Data records:

## Begin

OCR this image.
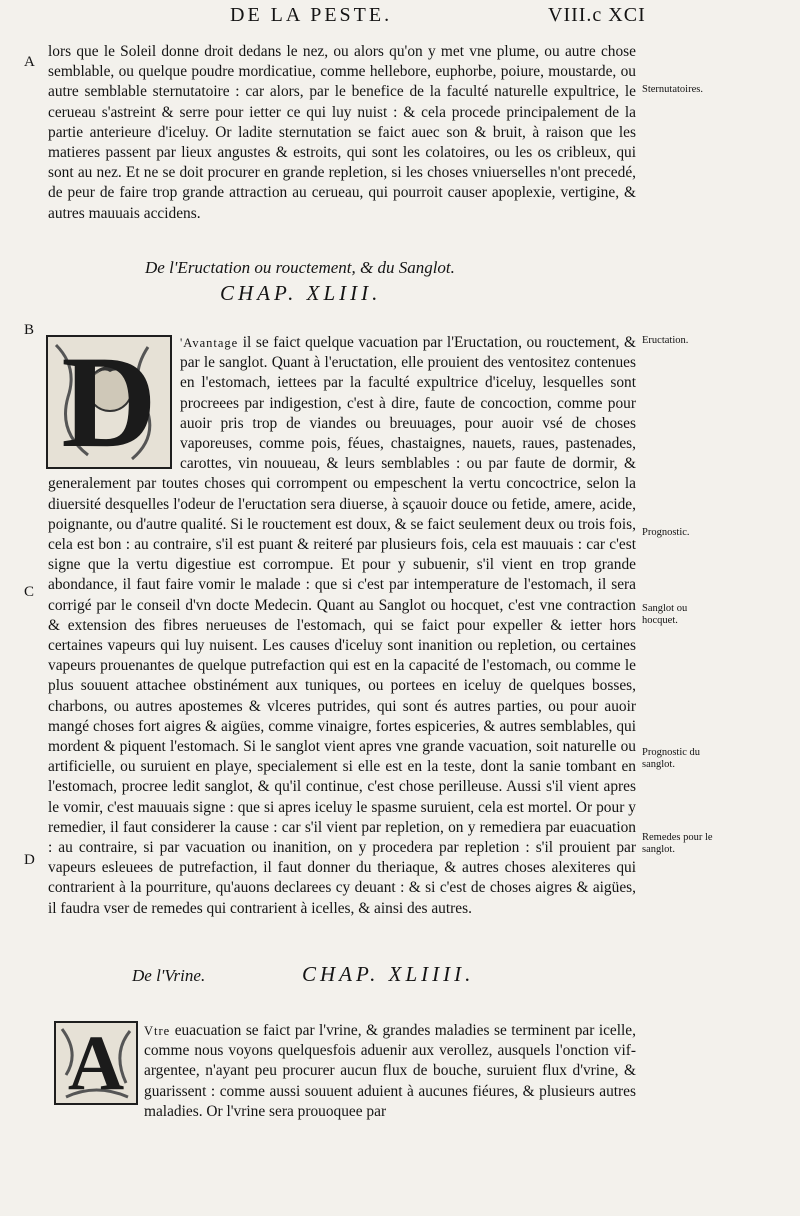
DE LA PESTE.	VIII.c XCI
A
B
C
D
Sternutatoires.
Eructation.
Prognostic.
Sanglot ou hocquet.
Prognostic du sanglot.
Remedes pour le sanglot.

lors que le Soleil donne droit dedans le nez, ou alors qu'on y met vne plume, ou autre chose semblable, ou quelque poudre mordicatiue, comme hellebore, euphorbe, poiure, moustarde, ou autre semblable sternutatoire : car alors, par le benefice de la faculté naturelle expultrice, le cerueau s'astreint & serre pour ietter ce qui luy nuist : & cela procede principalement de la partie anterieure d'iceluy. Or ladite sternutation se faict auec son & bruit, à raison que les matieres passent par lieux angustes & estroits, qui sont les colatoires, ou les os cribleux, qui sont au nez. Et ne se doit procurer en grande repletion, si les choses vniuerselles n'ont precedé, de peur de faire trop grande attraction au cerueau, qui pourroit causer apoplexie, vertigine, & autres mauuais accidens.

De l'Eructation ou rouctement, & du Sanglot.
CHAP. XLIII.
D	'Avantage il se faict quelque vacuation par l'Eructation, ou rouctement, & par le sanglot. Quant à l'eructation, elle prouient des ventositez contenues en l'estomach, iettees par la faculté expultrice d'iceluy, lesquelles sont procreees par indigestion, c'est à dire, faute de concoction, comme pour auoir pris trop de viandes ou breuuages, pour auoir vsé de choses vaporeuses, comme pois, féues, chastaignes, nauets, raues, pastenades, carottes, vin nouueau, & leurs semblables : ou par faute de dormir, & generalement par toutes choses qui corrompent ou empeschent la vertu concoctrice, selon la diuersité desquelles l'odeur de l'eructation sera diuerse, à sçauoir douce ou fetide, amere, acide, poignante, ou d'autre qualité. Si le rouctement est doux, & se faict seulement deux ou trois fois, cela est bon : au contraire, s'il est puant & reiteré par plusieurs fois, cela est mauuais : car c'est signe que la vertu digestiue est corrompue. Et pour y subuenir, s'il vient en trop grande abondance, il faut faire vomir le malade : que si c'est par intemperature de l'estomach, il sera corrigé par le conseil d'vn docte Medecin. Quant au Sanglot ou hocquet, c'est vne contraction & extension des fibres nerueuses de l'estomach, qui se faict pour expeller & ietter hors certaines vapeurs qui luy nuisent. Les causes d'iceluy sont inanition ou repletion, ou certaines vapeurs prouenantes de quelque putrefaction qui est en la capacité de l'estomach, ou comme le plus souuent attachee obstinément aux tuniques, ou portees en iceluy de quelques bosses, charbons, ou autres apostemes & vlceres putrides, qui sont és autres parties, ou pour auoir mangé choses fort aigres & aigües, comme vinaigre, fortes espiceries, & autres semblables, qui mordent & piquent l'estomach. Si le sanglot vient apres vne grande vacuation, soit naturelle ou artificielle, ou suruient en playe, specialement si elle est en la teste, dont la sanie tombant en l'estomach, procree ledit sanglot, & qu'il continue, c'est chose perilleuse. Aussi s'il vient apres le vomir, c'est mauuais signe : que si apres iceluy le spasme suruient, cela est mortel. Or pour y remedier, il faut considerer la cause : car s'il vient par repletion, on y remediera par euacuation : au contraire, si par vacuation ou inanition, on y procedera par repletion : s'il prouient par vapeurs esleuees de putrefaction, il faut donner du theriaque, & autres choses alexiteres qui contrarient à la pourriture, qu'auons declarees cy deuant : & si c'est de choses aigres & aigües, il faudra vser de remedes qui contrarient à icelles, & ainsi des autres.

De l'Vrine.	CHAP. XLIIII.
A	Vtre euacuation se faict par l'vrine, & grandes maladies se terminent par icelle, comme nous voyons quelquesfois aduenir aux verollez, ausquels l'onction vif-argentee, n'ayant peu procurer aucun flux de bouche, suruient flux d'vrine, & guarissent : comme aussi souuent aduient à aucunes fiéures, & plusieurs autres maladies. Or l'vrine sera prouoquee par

## End
## Begin

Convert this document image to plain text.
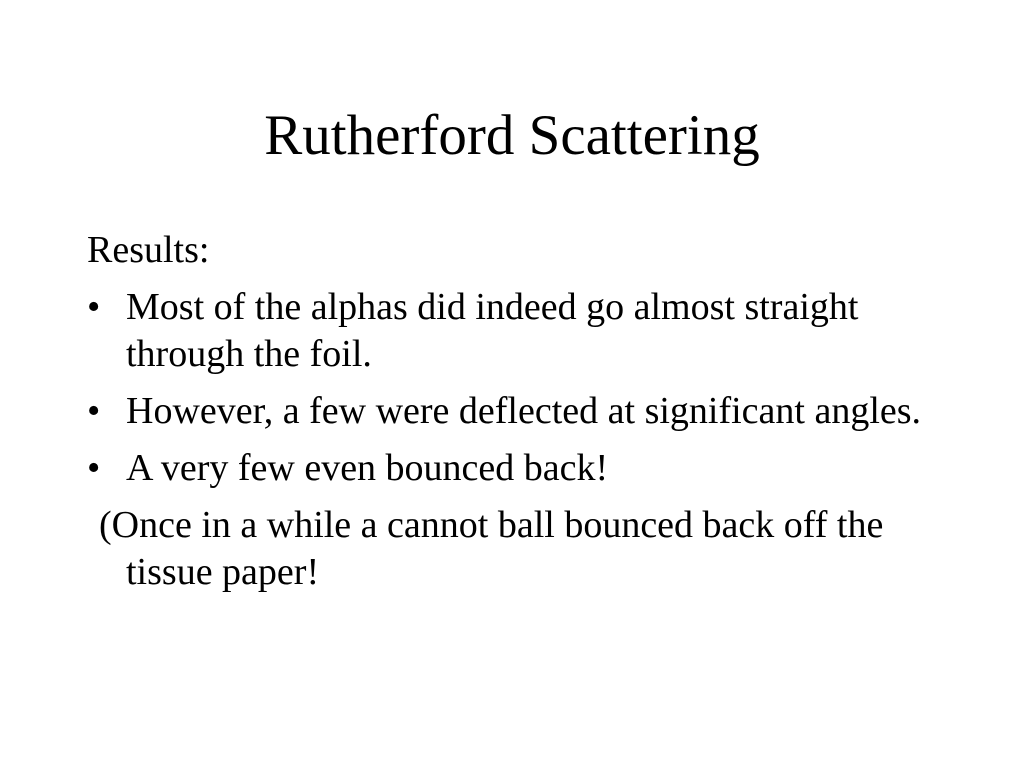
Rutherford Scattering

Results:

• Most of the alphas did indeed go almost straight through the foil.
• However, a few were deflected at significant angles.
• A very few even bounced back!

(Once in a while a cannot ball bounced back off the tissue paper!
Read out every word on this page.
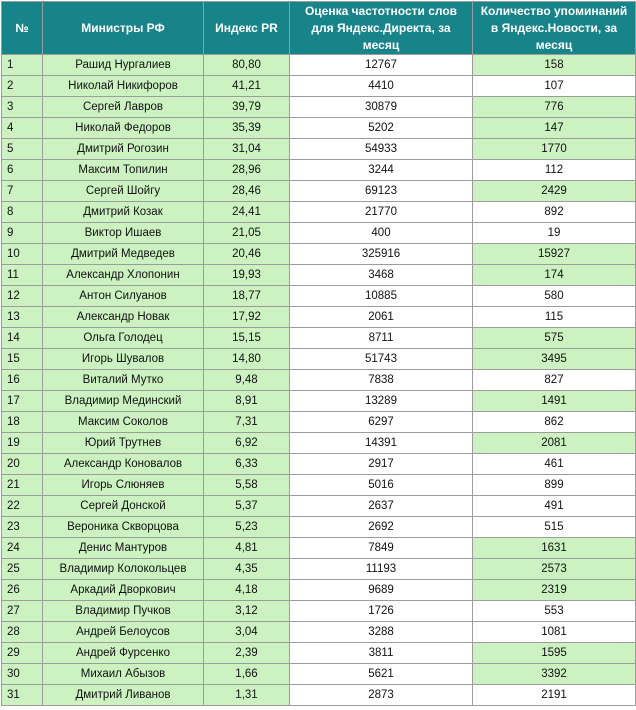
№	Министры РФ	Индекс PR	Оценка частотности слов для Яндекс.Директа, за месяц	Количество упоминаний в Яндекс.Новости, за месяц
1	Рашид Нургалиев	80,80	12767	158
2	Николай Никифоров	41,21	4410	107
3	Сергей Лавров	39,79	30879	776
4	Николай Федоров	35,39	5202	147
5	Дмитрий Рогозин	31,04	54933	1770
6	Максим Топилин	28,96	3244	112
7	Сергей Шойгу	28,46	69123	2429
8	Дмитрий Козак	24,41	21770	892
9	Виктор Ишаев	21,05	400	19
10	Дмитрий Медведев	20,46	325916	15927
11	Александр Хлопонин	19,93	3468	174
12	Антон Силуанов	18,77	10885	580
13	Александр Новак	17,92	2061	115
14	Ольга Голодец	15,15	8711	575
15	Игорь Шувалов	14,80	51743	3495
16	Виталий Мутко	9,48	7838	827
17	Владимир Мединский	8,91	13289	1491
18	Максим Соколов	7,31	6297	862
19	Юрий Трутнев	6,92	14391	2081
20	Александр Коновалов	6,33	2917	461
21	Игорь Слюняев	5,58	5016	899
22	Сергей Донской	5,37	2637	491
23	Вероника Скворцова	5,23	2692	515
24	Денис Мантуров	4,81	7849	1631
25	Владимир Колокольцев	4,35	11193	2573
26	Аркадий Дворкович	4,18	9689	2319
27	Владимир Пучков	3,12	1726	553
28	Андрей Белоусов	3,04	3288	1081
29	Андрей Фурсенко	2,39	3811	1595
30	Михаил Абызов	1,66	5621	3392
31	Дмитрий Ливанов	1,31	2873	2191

## End

▶ **What is asked**: Check every line for "Максим" and show the ones that have it.

▶ **Correct output**:
6	Максим Топилин	28,96	3244	112
18	Максим Соколов	7,31	6297	862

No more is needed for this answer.